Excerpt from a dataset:
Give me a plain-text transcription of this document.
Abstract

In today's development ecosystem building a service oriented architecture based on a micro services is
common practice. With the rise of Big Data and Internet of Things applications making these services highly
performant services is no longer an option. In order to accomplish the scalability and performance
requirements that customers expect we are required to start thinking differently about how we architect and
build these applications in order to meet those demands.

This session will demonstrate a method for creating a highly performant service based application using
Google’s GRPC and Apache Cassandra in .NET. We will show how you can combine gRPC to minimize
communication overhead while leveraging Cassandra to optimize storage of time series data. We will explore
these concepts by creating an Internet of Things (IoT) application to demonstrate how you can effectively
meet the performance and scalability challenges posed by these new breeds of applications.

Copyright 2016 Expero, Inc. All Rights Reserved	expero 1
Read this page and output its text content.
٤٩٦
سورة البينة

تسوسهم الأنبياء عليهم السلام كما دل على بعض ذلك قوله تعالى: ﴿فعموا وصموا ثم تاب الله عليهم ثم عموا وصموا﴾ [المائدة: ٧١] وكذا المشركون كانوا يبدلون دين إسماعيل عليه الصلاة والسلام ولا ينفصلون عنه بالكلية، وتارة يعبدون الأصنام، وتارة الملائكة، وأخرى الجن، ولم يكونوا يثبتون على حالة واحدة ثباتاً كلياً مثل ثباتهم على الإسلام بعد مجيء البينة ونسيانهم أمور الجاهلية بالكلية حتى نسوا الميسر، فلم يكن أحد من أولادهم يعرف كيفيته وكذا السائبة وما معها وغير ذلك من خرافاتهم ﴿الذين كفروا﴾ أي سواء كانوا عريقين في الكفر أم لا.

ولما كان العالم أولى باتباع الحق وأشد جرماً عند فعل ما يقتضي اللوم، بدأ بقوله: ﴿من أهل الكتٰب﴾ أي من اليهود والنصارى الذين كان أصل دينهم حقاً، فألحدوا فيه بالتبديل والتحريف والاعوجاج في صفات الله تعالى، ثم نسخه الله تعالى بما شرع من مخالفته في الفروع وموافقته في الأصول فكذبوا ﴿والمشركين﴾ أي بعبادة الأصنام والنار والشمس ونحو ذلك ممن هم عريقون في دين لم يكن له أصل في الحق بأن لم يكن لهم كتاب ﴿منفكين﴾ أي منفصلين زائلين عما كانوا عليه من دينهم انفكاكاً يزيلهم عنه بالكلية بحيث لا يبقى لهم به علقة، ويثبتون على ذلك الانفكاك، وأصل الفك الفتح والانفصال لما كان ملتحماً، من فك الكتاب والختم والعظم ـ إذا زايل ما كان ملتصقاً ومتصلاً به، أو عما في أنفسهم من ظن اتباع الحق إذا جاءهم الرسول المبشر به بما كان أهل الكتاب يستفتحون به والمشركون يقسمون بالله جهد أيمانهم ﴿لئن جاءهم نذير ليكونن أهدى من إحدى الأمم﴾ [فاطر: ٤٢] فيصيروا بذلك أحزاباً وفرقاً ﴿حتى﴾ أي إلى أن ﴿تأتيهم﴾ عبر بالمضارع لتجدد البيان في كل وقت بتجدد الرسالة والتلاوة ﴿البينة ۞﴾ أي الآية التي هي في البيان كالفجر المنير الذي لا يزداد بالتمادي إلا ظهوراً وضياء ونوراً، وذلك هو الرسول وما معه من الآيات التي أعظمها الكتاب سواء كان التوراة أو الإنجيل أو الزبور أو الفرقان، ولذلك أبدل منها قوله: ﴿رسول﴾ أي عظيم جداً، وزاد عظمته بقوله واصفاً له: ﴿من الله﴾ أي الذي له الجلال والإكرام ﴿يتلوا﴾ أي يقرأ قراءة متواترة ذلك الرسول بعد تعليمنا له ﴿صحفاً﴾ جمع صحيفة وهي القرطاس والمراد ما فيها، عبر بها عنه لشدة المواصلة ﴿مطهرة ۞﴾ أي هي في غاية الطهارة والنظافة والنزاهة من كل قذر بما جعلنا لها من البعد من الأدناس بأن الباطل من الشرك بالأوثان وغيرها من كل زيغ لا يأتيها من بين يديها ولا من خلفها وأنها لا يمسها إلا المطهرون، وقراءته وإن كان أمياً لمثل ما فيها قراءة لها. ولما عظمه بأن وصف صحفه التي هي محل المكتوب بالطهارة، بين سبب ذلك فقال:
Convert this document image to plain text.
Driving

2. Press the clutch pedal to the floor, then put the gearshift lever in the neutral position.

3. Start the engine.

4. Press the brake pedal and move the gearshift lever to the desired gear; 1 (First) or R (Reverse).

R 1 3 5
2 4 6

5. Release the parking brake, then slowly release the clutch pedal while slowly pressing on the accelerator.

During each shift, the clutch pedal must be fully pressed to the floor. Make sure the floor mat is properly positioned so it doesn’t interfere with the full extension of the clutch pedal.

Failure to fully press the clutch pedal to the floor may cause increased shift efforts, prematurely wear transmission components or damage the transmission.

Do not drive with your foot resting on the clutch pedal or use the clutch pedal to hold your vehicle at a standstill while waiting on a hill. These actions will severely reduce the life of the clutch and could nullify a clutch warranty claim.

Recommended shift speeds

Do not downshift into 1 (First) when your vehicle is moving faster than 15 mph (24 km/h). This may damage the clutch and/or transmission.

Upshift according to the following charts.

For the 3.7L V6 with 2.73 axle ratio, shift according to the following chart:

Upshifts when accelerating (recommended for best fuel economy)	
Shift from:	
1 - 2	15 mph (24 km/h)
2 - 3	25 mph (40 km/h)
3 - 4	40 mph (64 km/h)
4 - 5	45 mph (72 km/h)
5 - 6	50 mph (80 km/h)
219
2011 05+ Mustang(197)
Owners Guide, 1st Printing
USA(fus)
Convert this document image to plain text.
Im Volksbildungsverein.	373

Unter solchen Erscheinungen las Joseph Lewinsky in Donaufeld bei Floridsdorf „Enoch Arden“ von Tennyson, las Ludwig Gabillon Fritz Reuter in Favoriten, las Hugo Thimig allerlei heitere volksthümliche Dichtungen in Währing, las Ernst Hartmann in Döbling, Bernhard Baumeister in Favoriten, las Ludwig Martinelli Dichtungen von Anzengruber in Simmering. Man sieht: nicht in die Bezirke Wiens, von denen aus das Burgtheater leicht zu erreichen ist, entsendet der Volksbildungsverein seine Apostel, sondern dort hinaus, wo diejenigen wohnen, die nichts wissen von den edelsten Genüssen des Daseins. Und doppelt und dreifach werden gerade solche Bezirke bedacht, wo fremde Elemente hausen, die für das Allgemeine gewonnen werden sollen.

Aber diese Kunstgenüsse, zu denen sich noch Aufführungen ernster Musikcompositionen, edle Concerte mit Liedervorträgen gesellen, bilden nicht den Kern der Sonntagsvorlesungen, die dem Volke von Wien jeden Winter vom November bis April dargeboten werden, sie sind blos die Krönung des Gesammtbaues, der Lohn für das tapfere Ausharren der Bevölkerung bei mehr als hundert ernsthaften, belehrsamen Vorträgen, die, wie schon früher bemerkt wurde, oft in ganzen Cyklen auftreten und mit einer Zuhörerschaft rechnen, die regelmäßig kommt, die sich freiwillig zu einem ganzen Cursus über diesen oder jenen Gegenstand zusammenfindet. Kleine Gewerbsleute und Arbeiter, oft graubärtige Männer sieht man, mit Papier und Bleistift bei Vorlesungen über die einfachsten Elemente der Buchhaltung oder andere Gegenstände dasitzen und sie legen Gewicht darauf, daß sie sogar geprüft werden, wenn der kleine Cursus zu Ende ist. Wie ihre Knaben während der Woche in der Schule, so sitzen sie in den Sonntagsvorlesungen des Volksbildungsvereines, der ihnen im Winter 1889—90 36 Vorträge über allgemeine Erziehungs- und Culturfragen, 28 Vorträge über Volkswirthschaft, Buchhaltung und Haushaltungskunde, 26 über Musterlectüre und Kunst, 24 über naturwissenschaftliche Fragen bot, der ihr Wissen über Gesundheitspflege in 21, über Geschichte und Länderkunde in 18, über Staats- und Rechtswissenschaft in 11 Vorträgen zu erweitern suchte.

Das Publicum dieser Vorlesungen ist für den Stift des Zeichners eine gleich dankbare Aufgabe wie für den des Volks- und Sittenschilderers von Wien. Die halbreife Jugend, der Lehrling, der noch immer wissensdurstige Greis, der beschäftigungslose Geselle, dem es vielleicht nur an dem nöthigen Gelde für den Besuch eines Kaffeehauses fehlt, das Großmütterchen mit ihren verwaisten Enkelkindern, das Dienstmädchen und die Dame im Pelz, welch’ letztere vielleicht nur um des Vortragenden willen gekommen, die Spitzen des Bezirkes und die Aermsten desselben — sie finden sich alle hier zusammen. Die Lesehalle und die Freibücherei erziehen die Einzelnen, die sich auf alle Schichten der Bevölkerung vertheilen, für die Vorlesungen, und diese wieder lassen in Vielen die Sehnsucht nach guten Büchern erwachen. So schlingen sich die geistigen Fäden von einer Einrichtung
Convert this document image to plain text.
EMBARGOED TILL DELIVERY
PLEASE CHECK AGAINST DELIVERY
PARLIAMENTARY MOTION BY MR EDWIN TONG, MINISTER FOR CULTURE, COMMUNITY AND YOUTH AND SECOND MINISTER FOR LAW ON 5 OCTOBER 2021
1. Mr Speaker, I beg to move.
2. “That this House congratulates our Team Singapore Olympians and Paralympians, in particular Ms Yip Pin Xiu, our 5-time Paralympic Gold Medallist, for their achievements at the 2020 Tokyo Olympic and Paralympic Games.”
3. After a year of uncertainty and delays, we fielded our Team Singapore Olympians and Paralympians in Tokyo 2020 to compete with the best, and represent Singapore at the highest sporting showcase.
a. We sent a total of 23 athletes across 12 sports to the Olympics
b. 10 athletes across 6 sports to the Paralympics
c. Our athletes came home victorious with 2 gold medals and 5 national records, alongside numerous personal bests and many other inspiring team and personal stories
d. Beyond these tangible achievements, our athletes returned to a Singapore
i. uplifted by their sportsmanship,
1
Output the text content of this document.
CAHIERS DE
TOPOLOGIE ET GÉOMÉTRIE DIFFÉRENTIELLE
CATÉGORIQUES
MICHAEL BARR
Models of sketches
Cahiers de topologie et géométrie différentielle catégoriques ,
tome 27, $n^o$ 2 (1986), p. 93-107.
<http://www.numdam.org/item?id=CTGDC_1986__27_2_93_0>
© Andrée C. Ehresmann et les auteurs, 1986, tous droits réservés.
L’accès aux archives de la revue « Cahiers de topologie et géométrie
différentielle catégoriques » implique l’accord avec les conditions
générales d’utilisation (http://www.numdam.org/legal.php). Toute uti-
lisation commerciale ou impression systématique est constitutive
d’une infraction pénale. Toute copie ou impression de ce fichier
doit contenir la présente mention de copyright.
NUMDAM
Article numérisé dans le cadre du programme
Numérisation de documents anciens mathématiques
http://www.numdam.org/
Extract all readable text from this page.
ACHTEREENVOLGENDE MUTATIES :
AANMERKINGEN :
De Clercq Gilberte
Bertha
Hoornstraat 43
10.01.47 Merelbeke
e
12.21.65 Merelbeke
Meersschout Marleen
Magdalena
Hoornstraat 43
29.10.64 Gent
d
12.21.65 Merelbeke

■ Requirement
Pick out each line containing the string "damage" and copy it.

■ Exercise solution
Failure to fully press the clutch pedal to the floor may cause increased shift efforts, prematurely wear transmission components or damage the transmission.
Do not downshift into 1 (First) when your vehicle is moving faster than 15 mph (24 km/h). This may damage the clutch and/or transmission.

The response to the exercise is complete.